== EXERCISE INSTRUCTIONS ==
Return the data below exactly as it appears, line for line, leaving out the picture.

== RECORD EXCERPTS ==
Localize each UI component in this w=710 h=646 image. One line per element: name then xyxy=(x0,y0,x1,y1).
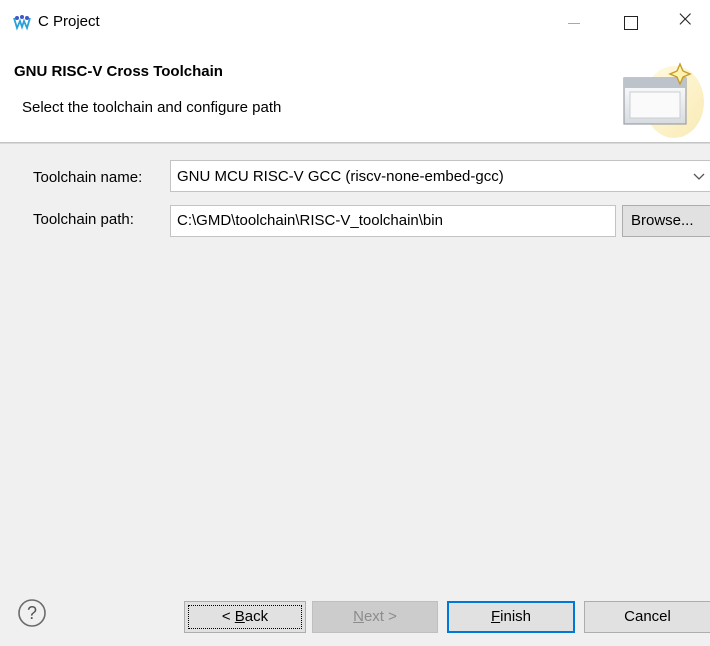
gowin-logo-icon xyxy=(12,13,32,33)
close-button[interactable]: × xyxy=(658,0,710,46)
back-button[interactable]: < Back xyxy=(184,601,306,633)
chevron-down-icon[interactable] xyxy=(688,165,710,187)
svg-text:?: ? xyxy=(27,603,37,623)
next-button-label: Next > xyxy=(353,608,397,625)
cancel-button-label: Cancel xyxy=(624,608,671,625)
browse-button[interactable]: Browse... xyxy=(622,205,710,237)
focus-ring xyxy=(188,605,302,629)
help-icon[interactable]: ? xyxy=(16,597,48,629)
finish-button[interactable]: Finish xyxy=(447,601,575,633)
toolchain-name-label: Toolchain name: xyxy=(33,169,143,186)
page-title: GNU RISC-V Cross Toolchain xyxy=(14,63,223,80)
toolchain-name-value: GNU MCU RISC-V GCC (riscv-none-embed-gcc… xyxy=(177,168,504,185)
finish-button-label: Finish xyxy=(490,608,532,625)
cancel-button[interactable]: Cancel xyxy=(584,601,710,633)
next-button[interactable]: Next > xyxy=(312,601,438,633)
window-title: C Project xyxy=(38,13,100,30)
maximize-button[interactable] xyxy=(604,0,656,46)
toolchain-path-label: Toolchain path: xyxy=(33,211,134,228)
close-icon: × xyxy=(676,7,695,32)
toolchain-path-value: C:\GMD\toolchain\RISC-V_toolchain\bin xyxy=(177,212,443,229)
minimize-button[interactable] xyxy=(548,0,600,46)
toolchain-name-select[interactable]: GNU MCU RISC-V GCC (riscv-none-embed-gcc… xyxy=(170,160,710,192)
browse-button-label: Browse... xyxy=(631,212,694,229)
wizard-banner-icon xyxy=(620,56,706,142)
toolchain-path-field[interactable]: C:\GMD\toolchain\RISC-V_toolchain\bin xyxy=(170,205,616,237)
wizard-header xyxy=(0,46,710,144)
page-description: Select the toolchain and configure path xyxy=(22,99,282,116)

== FINAL RESULT ==
Localize each UI component in this w=710 h=646 image. One line per element: name then xyxy=(x0,y0,x1,y1).
gowin-logo-icon xyxy=(12,13,32,33)
close-button[interactable]: × xyxy=(658,0,710,46)
back-button[interactable]: < Back xyxy=(184,601,306,633)
chevron-down-icon[interactable] xyxy=(688,165,710,187)
svg-text:?: ? xyxy=(27,603,37,623)
next-button-label: Next > xyxy=(353,608,397,625)
cancel-button-label: Cancel xyxy=(624,608,671,625)
browse-button[interactable]: Browse... xyxy=(622,205,710,237)
focus-ring xyxy=(188,605,302,629)
help-icon[interactable]: ? xyxy=(16,597,48,629)
finish-button[interactable]: Finish xyxy=(447,601,575,633)
toolchain-name-label: Toolchain name: xyxy=(33,169,143,186)
page-title: GNU RISC-V Cross Toolchain xyxy=(14,63,223,80)
toolchain-name-value: GNU MCU RISC-V GCC (riscv-none-embed-gcc… xyxy=(177,168,504,185)
finish-button-label: Finish xyxy=(490,608,532,625)
cancel-button[interactable]: Cancel xyxy=(584,601,710,633)
next-button[interactable]: Next > xyxy=(312,601,438,633)
window-title: C Project xyxy=(38,13,100,30)
maximize-button[interactable] xyxy=(604,0,656,46)
toolchain-path-label: Toolchain path: xyxy=(33,211,134,228)
close-icon: × xyxy=(676,7,695,32)
toolchain-path-value: C:\GMD\toolchain\RISC-V_toolchain\bin xyxy=(177,212,443,229)
minimize-button[interactable] xyxy=(548,0,600,46)
toolchain-name-select[interactable]: GNU MCU RISC-V GCC (riscv-none-embed-gcc… xyxy=(170,160,710,192)
browse-button-label: Browse... xyxy=(631,212,694,229)
wizard-banner-icon xyxy=(620,56,706,142)
toolchain-path-field[interactable]: C:\GMD\toolchain\RISC-V_toolchain\bin xyxy=(170,205,616,237)
wizard-header xyxy=(0,46,710,144)
page-description: Select the toolchain and configure path xyxy=(22,99,282,116)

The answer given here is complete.